[Aim of the task] Here are some records; return them all exactly.

[Dataset excerpts]
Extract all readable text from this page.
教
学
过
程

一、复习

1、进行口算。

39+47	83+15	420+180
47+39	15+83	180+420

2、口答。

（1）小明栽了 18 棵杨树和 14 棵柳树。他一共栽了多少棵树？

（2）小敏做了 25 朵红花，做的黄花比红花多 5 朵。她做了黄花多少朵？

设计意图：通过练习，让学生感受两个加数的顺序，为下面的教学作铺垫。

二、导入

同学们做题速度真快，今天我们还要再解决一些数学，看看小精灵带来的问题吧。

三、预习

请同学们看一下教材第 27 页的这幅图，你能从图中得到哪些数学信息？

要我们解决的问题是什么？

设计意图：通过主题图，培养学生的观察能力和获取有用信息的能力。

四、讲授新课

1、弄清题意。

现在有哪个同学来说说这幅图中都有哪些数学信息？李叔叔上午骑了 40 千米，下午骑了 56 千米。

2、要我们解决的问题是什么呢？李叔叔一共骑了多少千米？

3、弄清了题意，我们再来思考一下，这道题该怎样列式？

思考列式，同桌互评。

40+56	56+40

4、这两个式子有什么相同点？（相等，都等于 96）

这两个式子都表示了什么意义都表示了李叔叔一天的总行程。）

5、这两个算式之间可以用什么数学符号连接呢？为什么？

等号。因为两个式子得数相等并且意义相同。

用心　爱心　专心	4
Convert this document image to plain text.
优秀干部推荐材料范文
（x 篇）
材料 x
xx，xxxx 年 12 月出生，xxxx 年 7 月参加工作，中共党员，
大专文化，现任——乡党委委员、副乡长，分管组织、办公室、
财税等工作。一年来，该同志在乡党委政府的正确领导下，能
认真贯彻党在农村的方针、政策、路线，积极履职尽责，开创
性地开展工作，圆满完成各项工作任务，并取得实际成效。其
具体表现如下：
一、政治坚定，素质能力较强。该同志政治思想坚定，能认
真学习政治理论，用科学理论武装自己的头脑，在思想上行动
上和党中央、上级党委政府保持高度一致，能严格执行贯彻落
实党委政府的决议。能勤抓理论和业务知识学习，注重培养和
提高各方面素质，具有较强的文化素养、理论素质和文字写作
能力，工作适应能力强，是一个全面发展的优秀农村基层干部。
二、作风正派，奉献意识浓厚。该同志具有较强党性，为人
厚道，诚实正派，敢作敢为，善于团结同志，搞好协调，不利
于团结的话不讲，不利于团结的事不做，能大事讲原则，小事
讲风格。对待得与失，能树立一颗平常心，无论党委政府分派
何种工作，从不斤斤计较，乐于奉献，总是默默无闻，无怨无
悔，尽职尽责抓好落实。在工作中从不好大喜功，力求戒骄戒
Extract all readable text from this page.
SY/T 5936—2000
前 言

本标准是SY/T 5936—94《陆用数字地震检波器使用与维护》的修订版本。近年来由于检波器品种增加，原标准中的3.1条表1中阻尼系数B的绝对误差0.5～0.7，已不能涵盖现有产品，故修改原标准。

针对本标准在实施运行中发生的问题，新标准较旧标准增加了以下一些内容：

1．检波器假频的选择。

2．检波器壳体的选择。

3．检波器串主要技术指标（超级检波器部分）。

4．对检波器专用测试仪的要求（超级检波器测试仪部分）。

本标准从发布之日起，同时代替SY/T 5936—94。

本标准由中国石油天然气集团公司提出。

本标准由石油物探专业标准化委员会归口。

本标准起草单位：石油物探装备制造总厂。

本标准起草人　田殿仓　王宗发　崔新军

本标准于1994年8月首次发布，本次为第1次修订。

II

[Result of this task]
Extract all readable text from this page.
教
学
过
程

一、复习

1、进行口算。

39+47	83+15	420+180
47+39	15+83	180+420

2、口答。

（1）小明栽了 18 棵杨树和 14 棵柳树。他一共栽了多少棵树？

（2）小敏做了 25 朵红花，做的黄花比红花多 5 朵。她做了黄花多少朵？

设计意图：通过练习，让学生感受两个加数的顺序，为下面的教学作铺垫。

二、导入

同学们做题速度真快，今天我们还要再解决一些数学，看看小精灵带来的问题吧。

三、预习

请同学们看一下教材第 27 页的这幅图，你能从图中得到哪些数学信息？

要我们解决的问题是什么？

设计意图：通过主题图，培养学生的观察能力和获取有用信息的能力。

四、讲授新课

1、弄清题意。

现在有哪个同学来说说这幅图中都有哪些数学信息？李叔叔上午骑了 40 千米，下午骑了 56 千米。

2、要我们解决的问题是什么呢？李叔叔一共骑了多少千米？

3、弄清了题意，我们再来思考一下，这道题该怎样列式？

思考列式，同桌互评。

40+56	56+40

4、这两个式子有什么相同点？（相等，都等于 96）

这两个式子都表示了什么意义都表示了李叔叔一天的总行程。）

5、这两个算式之间可以用什么数学符号连接呢？为什么？

等号。因为两个式子得数相等并且意义相同。

用心　爱心　专心	4
Convert this document image to plain text.
优秀干部推荐材料范文
（x 篇）
材料 x
xx，xxxx 年 12 月出生，xxxx 年 7 月参加工作，中共党员，
大专文化，现任——乡党委委员、副乡长，分管组织、办公室、
财税等工作。一年来，该同志在乡党委政府的正确领导下，能
认真贯彻党在农村的方针、政策、路线，积极履职尽责，开创
性地开展工作，圆满完成各项工作任务，并取得实际成效。其
具体表现如下：
一、政治坚定，素质能力较强。该同志政治思想坚定，能认
真学习政治理论，用科学理论武装自己的头脑，在思想上行动
上和党中央、上级党委政府保持高度一致，能严格执行贯彻落
实党委政府的决议。能勤抓理论和业务知识学习，注重培养和
提高各方面素质，具有较强的文化素养、理论素质和文字写作
能力，工作适应能力强，是一个全面发展的优秀农村基层干部。
二、作风正派，奉献意识浓厚。该同志具有较强党性，为人
厚道，诚实正派，敢作敢为，善于团结同志，搞好协调，不利
于团结的话不讲，不利于团结的事不做，能大事讲原则，小事
讲风格。对待得与失，能树立一颗平常心，无论党委政府分派
何种工作，从不斤斤计较，乐于奉献，总是默默无闻，无怨无
悔，尽职尽责抓好落实。在工作中从不好大喜功，力求戒骄戒
Extract all readable text from this page.
SY/T 5936—2000
前 言

本标准是SY/T 5936—94《陆用数字地震检波器使用与维护》的修订版本。近年来由于检波器品种增加，原标准中的3.1条表1中阻尼系数B的绝对误差0.5～0.7，已不能涵盖现有产品，故修改原标准。

针对本标准在实施运行中发生的问题，新标准较旧标准增加了以下一些内容：

1．检波器假频的选择。

2．检波器壳体的选择。

3．检波器串主要技术指标（超级检波器部分）。

4．对检波器专用测试仪的要求（超级检波器测试仪部分）。

本标准从发布之日起，同时代替SY/T 5936—94。

本标准由中国石油天然气集团公司提出。

本标准由石油物探专业标准化委员会归口。

本标准起草单位：石油物探装备制造总厂。

本标准起草人　田殿仓　王宗发　崔新军

本标准于1994年8月首次发布，本次为第1次修订。

II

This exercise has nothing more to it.